── Entries supplied ──

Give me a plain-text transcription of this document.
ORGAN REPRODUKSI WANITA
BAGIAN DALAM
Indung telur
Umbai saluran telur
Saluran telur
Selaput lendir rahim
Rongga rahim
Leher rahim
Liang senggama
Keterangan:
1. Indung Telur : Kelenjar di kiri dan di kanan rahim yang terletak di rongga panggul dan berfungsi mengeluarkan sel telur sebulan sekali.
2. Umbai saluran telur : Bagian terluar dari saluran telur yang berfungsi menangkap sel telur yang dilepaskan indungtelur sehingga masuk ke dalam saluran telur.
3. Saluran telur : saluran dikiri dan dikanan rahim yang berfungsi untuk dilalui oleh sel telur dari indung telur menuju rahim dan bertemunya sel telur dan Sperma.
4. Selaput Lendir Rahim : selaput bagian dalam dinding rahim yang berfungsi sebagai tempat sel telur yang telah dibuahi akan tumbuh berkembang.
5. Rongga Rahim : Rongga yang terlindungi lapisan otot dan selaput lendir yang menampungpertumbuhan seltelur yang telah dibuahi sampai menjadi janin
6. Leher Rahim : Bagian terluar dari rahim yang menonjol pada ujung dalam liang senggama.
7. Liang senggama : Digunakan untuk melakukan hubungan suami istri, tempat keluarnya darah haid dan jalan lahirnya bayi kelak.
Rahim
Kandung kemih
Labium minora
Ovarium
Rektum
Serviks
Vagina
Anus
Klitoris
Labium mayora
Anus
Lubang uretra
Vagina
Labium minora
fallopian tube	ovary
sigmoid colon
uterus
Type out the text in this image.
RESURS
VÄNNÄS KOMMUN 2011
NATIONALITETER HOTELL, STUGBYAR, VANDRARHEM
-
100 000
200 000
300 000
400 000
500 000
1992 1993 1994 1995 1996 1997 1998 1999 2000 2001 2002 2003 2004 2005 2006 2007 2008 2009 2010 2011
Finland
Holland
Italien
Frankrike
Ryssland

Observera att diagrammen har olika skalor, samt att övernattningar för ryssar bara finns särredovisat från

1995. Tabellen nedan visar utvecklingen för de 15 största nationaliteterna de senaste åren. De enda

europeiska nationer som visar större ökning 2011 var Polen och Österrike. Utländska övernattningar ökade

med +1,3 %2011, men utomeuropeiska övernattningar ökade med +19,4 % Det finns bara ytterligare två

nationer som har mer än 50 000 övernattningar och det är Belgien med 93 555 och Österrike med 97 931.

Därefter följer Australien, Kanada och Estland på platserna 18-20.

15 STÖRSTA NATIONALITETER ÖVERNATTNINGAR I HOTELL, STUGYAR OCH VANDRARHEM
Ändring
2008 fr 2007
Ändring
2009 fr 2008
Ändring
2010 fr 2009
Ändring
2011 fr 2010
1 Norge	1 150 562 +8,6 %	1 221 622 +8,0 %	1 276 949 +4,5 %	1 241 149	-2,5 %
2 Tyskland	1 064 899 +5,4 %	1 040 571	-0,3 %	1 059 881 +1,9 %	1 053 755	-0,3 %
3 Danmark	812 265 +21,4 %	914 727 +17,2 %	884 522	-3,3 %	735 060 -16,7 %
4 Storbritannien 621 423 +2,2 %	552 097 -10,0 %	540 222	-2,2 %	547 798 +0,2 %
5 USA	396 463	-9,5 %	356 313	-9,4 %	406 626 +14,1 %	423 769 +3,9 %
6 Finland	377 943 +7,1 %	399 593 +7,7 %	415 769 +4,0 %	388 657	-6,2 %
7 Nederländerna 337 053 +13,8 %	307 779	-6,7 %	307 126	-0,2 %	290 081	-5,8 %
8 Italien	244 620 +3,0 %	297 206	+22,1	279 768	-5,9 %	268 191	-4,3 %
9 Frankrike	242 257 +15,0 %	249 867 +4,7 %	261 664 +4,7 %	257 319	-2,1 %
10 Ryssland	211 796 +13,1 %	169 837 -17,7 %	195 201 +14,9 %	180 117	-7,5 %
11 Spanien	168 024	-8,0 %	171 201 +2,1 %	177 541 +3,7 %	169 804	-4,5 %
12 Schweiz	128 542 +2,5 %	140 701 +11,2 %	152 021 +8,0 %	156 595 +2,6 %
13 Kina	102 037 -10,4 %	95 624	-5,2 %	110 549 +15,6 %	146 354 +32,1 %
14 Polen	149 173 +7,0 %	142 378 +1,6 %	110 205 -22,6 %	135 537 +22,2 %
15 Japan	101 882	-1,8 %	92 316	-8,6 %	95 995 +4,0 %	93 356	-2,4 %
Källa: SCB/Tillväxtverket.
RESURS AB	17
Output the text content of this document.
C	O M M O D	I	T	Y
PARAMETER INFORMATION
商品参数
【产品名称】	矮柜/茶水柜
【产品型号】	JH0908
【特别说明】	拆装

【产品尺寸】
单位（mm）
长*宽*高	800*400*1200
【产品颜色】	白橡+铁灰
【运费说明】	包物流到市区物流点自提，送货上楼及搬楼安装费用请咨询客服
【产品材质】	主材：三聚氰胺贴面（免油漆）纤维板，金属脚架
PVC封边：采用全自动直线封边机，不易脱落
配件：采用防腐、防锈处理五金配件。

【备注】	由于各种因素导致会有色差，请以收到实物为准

───

Task:
Give only the number of lines that include the word "finns".

Written response:
2